* _Objective_
Your task is to transcribe all of the data below exactly, omitting the images.

* _Raw records_
----------------------------------------
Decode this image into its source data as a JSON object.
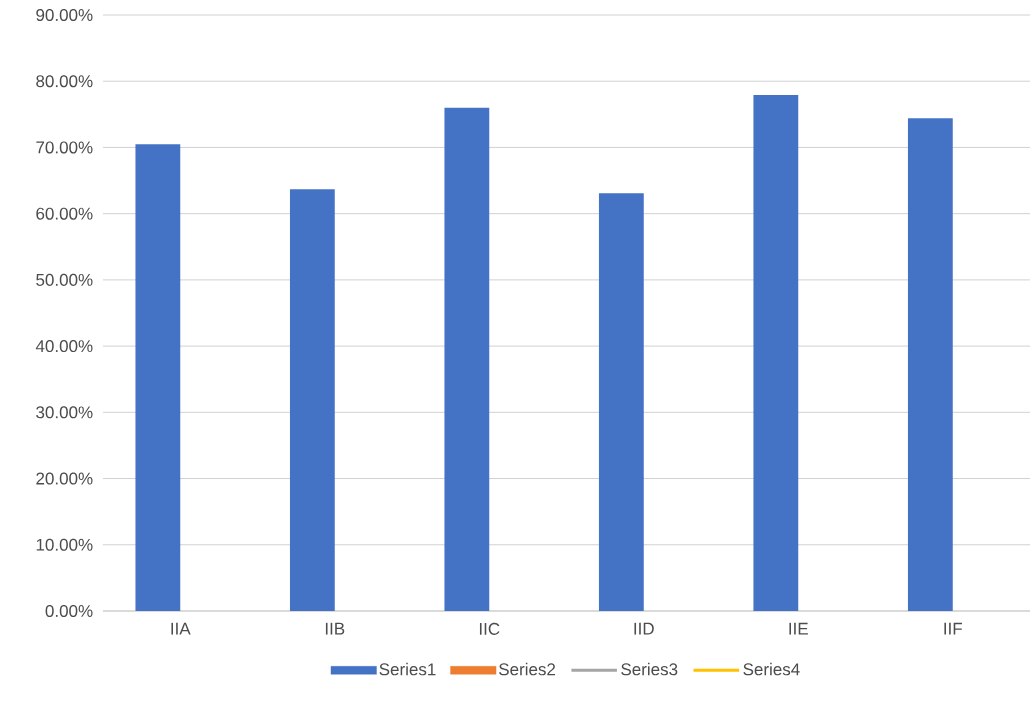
{
  "chart_data": {
    "type": "bar",
    "categories": [
      "IIA",
      "IIB",
      "IIC",
      "IID",
      "IIE",
      "IIF"
    ],
    "series": [
      {
        "name": "Series1",
        "color": "#4472c4",
        "values": [
          70.5,
          63.7,
          76.0,
          63.1,
          77.9,
          74.4
        ]
      },
      {
        "name": "Series2",
        "color": "#ed7d31",
        "values": [
          null,
          null,
          null,
          null,
          null,
          null
        ]
      },
      {
        "name": "Series3",
        "type": "line",
        "color": "#a5a5a5",
        "values": [
          null,
          null,
          null,
          null,
          null,
          null
        ]
      },
      {
        "name": "Series4",
        "type": "line",
        "color": "#ffc000",
        "values": [
          null,
          null,
          null,
          null,
          null,
          null
        ]
      }
    ],
    "ylim": [
      0,
      90
    ],
    "yticks": [
      {
        "value": 0,
        "label": "0.00%"
      },
      {
        "value": 10,
        "label": "10.00%"
      },
      {
        "value": 20,
        "label": "20.00%"
      },
      {
        "value": 30,
        "label": "30.00%"
      },
      {
        "value": 40,
        "label": "40.00%"
      },
      {
        "value": 50,
        "label": "50.00%"
      },
      {
        "value": 60,
        "label": "60.00%"
      },
      {
        "value": 70,
        "label": "70.00%"
      },
      {
        "value": 80,
        "label": "80.00%"
      },
      {
        "value": 90,
        "label": "90.00%"
      }
    ],
    "grid": "y",
    "legend": "bottom"
  }
}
----------------------------------------
* _The solution_
Decode this image into its source data as a JSON object.
{
  "chart_data": {
    "type": "bar",
    "categories": [
      "IIA",
      "IIB",
      "IIC",
      "IID",
      "IIE",
      "IIF"
    ],
    "series": [
      {
        "name": "Series1",
        "color": "#4472c4",
        "values": [
          70.5,
          63.7,
          76.0,
          63.1,
          77.9,
          74.4
        ]
      },
      {
        "name": "Series2",
        "color": "#ed7d31",
        "values": [
          null,
          null,
          null,
          null,
          null,
          null
        ]
      },
      {
        "name": "Series3",
        "type": "line",
        "color": "#a5a5a5",
        "values": [
          null,
          null,
          null,
          null,
          null,
          null
        ]
      },
      {
        "name": "Series4",
        "type": "line",
        "color": "#ffc000",
        "values": [
          null,
          null,
          null,
          null,
          null,
          null
        ]
      }
    ],
    "ylim": [
      0,
      90
    ],
    "yticks": [
      {
        "value": 0,
        "label": "0.00%"
      },
      {
        "value": 10,
        "label": "10.00%"
      },
      {
        "value": 20,
        "label": "20.00%"
      },
      {
        "value": 30,
        "label": "30.00%"
      },
      {
        "value": 40,
        "label": "40.00%"
      },
      {
        "value": 50,
        "label": "50.00%"
      },
      {
        "value": 60,
        "label": "60.00%"
      },
      {
        "value": 70,
        "label": "70.00%"
      },
      {
        "value": 80,
        "label": "80.00%"
      },
      {
        "value": 90,
        "label": "90.00%"
      }
    ],
    "grid": "y",
    "legend": "bottom"
  }
}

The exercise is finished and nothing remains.